* _WRITTEN INSTRUCTION 1_: Rewrite the entries below as a Markdown table with the columns n and Line, starting at the line containing "group-separator [1178, 102, 1179, 252]" and ending at the line containing "header-position-icon [619, 110, 645, 132]", and leave out any blank lines.

* _PASSAGE SHOWN_:
•••

How much time should be given to a start up to succeed? - Fuca

If after 2 years your site does grow just a little, but stays around 1,000 daily users, would you call it quits?
======
bfioca
Easy - as long as you can stomach. Longer if you or people you trust still
think there's any way at all to succeed.

With stagnation - don't call it quits, find out what your users want and give
it to them. Completely redesign your product if you need to.

------
pchristensen
1) What do you (and anyone else involved with the site) want out of life?
(could be enough money to camp on a beach in Thailand or your own private jet,
bringing satisfaction to people, starting a media empire, having money taken
care of so you have time for family and friends, etc)

2) Does this site provide that for you?

3) If it provides some but not all of your needs/wants, could you continue
running it on the side while you start a new project?

------
daniel-cussen
It varies from case to case, but you should keep doing it as long as it's the
best option. Though it's hard to gauge, if the expected outcome is better than
what you'd get for starting a new startup or working a desk job, then you
should keep going at it.

1000 users is pretty good, in my opinion. They could help you morph your
startup into something better. But don't give up on the startup, just change
it around a little.

------
iamelgringo
There's no reason that you can't keep your site going, and start another one.
Monetize the site a bit, so it pays for it's own hosting, and give it another
go. I say fail early, fail often.

If you're spending all your time nursing a site that just isn't gaining
traction, there are other ideas that you could be pursuing that could gain
traction and make you more money.

------
Mistone
wouldn't call it quits but would do a serious review of your goals, product,
and current user acquisition methods. It sounds like you are looking for more
growth and more users (duh). After 2 years you have a solid baseline to draw
conclusions from and now need to review usage stats - talk to users (pick up
the phone)- find out what they love and what they don't love. Make a plan for
updates - relaunch- and set a time line for this second stage - if your at the
same spot in terms of users then that is a good signal for moving on.

------
davidw
Depends on the growth trend, and the money it's bringing in, and the founders'
needs.

------
fleaflicker
It varies.

From "why not to start a startup":

"If you start a startup that succeeds, it's going to consume at least three or
four years. (If it fails, you'll be done a lot quicker.)"

•••

Stored data entries:
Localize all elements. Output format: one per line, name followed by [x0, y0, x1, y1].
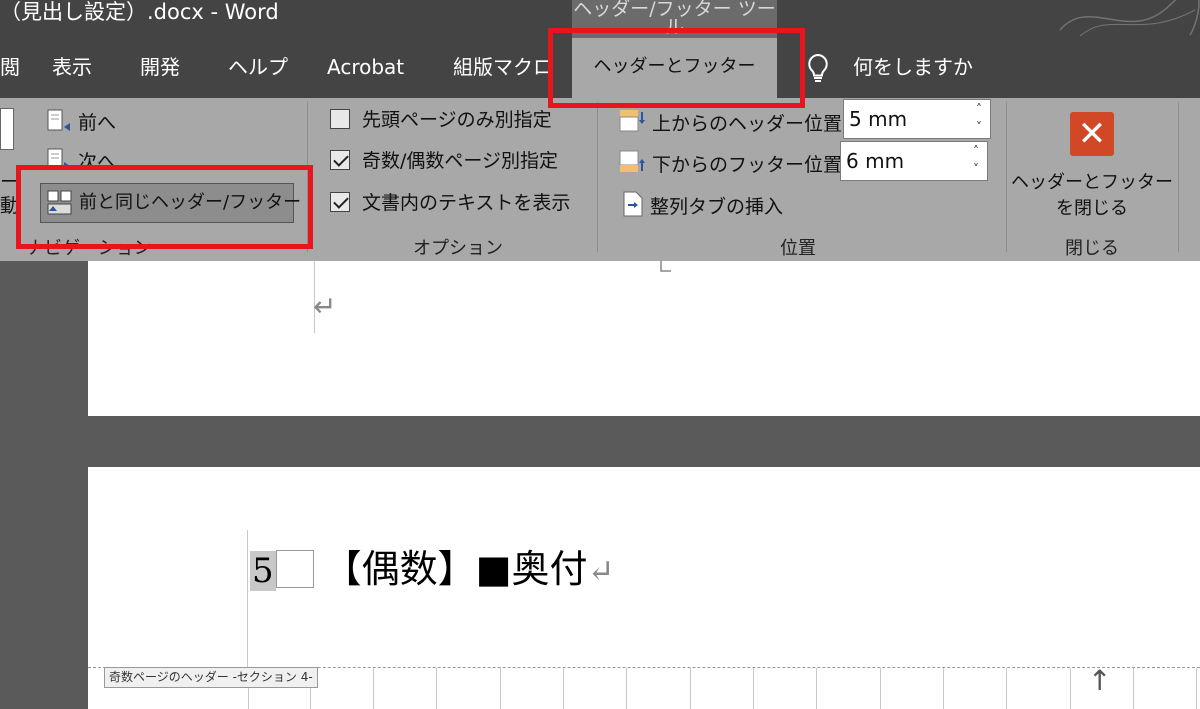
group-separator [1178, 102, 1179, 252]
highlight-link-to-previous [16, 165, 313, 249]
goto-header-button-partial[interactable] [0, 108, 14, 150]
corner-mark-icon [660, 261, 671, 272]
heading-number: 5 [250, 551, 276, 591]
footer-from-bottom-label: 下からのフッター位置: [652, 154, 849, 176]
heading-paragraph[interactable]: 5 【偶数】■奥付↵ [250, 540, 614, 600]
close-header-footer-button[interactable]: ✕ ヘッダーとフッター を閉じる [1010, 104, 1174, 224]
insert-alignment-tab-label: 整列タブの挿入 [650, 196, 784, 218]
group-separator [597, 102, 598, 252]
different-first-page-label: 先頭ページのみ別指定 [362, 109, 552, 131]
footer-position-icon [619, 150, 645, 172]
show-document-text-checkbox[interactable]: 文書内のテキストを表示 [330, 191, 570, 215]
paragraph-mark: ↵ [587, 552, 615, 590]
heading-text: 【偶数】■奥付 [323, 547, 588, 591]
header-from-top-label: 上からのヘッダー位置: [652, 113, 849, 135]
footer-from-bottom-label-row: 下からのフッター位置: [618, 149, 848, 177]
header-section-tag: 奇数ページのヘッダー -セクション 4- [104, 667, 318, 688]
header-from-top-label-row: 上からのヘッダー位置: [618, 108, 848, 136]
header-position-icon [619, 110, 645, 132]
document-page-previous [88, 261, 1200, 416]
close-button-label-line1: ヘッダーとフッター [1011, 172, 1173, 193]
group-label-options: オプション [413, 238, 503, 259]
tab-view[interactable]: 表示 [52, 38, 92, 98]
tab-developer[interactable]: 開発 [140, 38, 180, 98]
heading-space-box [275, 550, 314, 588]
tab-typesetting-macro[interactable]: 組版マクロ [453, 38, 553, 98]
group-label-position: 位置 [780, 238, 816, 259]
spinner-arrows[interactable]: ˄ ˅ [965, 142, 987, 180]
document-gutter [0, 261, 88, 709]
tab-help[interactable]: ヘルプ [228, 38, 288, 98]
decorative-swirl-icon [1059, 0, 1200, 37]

•••

* _WRITTEN INSTRUCTION 2_: Extend the thread above on how long to give a startup to succeed, continuing from its last line.

* _FINAL RESULT 1_:
| n | Line |
|---|---|
| 1 | group-separator [1178, 102, 1179, 252] |
| 2 | highlight-link-to-previous [16, 165, 313, 249] |
| 3 | goto-header-button-partial[interactable] [0, 108, 14, 150] |
| 4 | corner-mark-icon [660, 261, 671, 272] |
| 5 | heading-number: 5 [250, 551, 276, 591] |
| 6 | footer-from-bottom-label: 下からのフッター位置: [652, 154, 849, 176] |
| 7 | heading-paragraph[interactable]: 5 【偶数】■奥付↵ [250, 540, 614, 600] |
| 8 | close-header-footer-button[interactable]: ✕ ヘッダーとフッター を閉じる [1010, 104, 1174, 224] |
| 9 | insert-alignment-tab-label: 整列タブの挿入 [650, 196, 784, 218] |
| 10 | group-separator [597, 102, 598, 252] |
| 11 | different-first-page-label: 先頭ページのみ別指定 [362, 109, 552, 131] |
| 12 | footer-position-icon [619, 150, 645, 172] |
| 13 | show-document-text-checkbox[interactable]: 文書内のテキストを表示 [330, 191, 570, 215] |
| 14 | paragraph-mark: ↵ [587, 552, 615, 590] |
| 15 | heading-text: 【偶数】■奥付 [323, 547, 588, 591] |
| 16 | header-from-top-label: 上からのヘッダー位置: [652, 113, 849, 135] |
| 17 | footer-from-bottom-label-row: 下からのフッター位置: [618, 149, 848, 177] |
| 18 | header-section-tag: 奇数ページのヘッダー -セクション 4- [104, 667, 318, 688] |
| 19 | header-from-top-label-row: 上からのヘッダー位置: [618, 108, 848, 136] |
| 20 | header-position-icon [619, 110, 645, 132] |

* _FINAL RESULT 2_:
I'd say that's accurate. If you're not going to make it you'll know within a
year or two. But don't expect instant success.

------
bayareaguy
If the startup's original market assumptions haven't changed and it can stay
in business then I'd say it's ok. Unfortunately startups often don't notice
what's happening to their expected market until it's too late.

 _If after 2 years your site does grow just a little, but stays around 1,000
daily users, would you call it quits?_

What were you expecting 2 years ago? Are your expected users still out there
for you or did they all go to Facebook in the meantime?

------
sonink
Assuming that you are going after a big hill - I think you need to figure out
the following things:

1\. Is it a big hill after all - your customers might want something else. If
it is not a big hill then figure out what a big hill is and reorient-realign-
refactor.

2\. If 1.is true then figure out that your value proposition solves that big
problem or not. For this you can sit with a target customer and figure that
out. If your value proposition is not good enough then figure out what could
be a good value proposition.

3\. If you are convinced that it is a good value proposition then it is just a
question of how you deliver it to the customer. And the most important thing
is that you have to be convinced whether it is a good value proposition or not
- and if you are then hang in there for as long as it takes and figure out a
delivery method.

Having said that, I think the only time you need to call it quits is when you
want to - and if you not want then there should be a way to make it fly, you
just need to figure out how.

..just my two cents

------
Fuca
The thing that really amaze me is to see the site have no growth but still it
seems a some people return, how is this possible? You have a site that manages
to have users visit again and also get some users from search engines, but at
the end of the day you still have the same total of users as the day before?
it is not logical! (It is a site about cars).

------
SwellJoe
Investors look for milestones being reached. Perhaps you should make yourself
some milestones, and begin doing what you have to do to reach them. Give
yourself a time table, and if you fail to reach those milestones, and fail to
see things you could change to reach those milestones, then your startup has
failed and it's time to change direction (possibly including shutting this one
down and doing something else).

One important thing to keep in mind: Don't repeat the same actions and expect
different results. Two years is plenty of time to know that what you're doing
isn't working.

Also...1,000 daily visitors is practically comatose for a site that isn't
selling something. An ad-supported site needs hundreds of thousands or
millions of visits per day to make you rich.

------
axod
1,000 daily users isn't too shabby, not able to make an income off that?

------
sharpshoot
Are you working on this full-time or part-time? Either way a 1000 users a day
in 2 years is not worth your time. You time is best spent on identifying an
opportunity that has the potential to be huge.

It takes the same amount of effort to do something which is tiny than to do
something big. Leave this behind, so something different and huge - you have
valuable experience now. You have to decide is this worth the effort?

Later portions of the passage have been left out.